* EXERCISE
Find the string "page" in the data, then copy every line where it is found.
────
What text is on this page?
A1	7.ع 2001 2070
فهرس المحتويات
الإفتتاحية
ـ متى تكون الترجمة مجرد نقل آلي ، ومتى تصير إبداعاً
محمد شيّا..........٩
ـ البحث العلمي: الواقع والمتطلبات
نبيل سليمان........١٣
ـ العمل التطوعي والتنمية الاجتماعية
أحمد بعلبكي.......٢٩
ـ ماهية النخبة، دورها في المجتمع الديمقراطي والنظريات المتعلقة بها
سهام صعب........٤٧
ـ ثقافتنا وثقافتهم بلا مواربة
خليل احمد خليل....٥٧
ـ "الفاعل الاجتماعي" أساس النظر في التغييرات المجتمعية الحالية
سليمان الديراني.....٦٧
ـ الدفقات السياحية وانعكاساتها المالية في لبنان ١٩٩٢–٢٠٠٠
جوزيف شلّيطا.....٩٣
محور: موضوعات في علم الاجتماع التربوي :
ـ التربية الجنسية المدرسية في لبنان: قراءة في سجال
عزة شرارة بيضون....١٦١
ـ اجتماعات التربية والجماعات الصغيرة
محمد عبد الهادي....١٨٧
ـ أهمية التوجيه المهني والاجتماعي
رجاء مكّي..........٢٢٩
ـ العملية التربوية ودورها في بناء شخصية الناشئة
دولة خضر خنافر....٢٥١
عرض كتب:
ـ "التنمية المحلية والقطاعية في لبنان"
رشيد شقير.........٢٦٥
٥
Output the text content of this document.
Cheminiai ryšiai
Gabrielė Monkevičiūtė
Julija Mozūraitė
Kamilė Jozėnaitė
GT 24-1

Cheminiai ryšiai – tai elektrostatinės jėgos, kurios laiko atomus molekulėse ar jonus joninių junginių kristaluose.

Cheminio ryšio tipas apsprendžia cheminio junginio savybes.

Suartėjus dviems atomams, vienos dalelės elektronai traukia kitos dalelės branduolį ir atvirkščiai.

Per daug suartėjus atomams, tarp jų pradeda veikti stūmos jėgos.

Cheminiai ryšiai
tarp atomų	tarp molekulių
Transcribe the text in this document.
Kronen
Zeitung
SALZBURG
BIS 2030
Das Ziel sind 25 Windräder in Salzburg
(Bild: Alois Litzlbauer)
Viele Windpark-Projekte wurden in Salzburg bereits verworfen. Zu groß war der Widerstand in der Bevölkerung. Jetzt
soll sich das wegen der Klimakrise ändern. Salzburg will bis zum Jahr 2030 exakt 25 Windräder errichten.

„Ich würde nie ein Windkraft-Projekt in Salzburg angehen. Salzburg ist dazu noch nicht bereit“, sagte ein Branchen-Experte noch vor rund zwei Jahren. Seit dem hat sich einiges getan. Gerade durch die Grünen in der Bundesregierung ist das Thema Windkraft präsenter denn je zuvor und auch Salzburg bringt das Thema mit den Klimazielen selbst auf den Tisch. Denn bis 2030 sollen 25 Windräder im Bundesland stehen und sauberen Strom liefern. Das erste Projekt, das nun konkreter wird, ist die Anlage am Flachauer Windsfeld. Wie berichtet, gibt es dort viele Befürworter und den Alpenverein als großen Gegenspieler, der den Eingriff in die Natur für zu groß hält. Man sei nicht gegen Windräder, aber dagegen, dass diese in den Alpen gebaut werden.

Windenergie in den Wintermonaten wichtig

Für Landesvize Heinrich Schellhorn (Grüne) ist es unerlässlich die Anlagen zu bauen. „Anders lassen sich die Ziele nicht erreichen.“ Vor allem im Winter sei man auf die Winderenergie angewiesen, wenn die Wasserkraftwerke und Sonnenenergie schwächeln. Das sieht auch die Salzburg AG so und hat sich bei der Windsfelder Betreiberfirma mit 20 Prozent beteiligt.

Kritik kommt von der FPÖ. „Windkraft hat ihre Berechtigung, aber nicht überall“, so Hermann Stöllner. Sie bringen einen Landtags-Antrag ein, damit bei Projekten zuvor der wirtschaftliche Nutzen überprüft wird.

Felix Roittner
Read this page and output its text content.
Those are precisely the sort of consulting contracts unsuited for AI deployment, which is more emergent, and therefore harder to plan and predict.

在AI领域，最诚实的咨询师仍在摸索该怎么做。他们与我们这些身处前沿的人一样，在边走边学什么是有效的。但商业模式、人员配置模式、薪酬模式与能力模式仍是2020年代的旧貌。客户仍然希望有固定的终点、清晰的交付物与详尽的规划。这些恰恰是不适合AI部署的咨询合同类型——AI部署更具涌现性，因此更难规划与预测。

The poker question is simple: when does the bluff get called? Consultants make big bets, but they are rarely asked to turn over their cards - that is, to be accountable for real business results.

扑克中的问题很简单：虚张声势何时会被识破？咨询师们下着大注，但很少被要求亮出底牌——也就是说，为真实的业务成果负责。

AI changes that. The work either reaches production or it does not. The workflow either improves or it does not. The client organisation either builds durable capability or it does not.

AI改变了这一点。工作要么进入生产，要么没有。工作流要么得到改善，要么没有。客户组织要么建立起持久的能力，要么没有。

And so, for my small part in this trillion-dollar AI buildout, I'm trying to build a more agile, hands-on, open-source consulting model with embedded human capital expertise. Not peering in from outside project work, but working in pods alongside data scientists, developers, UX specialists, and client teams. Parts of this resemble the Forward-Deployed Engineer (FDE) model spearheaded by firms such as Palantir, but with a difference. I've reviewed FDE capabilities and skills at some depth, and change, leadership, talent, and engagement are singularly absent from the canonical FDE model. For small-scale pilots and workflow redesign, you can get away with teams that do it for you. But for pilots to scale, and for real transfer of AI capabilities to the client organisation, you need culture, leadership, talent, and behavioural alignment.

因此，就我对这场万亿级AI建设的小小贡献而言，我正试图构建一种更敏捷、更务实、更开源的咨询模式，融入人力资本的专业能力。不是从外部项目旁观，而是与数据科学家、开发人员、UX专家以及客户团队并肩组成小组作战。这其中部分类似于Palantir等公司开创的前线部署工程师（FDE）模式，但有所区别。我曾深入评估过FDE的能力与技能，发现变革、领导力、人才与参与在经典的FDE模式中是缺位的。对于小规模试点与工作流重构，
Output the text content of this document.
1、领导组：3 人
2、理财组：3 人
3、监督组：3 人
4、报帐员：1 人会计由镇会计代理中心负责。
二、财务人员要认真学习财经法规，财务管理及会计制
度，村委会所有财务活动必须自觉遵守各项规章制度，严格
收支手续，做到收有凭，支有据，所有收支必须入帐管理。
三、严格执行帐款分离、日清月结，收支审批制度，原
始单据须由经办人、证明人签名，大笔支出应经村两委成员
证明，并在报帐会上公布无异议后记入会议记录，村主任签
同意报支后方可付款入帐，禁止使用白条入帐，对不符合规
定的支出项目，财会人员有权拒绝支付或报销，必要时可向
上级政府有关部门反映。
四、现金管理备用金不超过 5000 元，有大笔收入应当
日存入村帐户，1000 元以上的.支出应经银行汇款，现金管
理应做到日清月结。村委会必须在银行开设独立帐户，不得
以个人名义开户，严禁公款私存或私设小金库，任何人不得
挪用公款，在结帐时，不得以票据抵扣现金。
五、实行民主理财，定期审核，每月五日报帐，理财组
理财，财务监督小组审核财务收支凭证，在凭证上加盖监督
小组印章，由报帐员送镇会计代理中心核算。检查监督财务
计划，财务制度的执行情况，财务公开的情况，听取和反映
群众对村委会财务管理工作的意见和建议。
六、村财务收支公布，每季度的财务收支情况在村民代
────
* RESULT FOR THIS TASK
What text is on this page?
Read this page and output its text content.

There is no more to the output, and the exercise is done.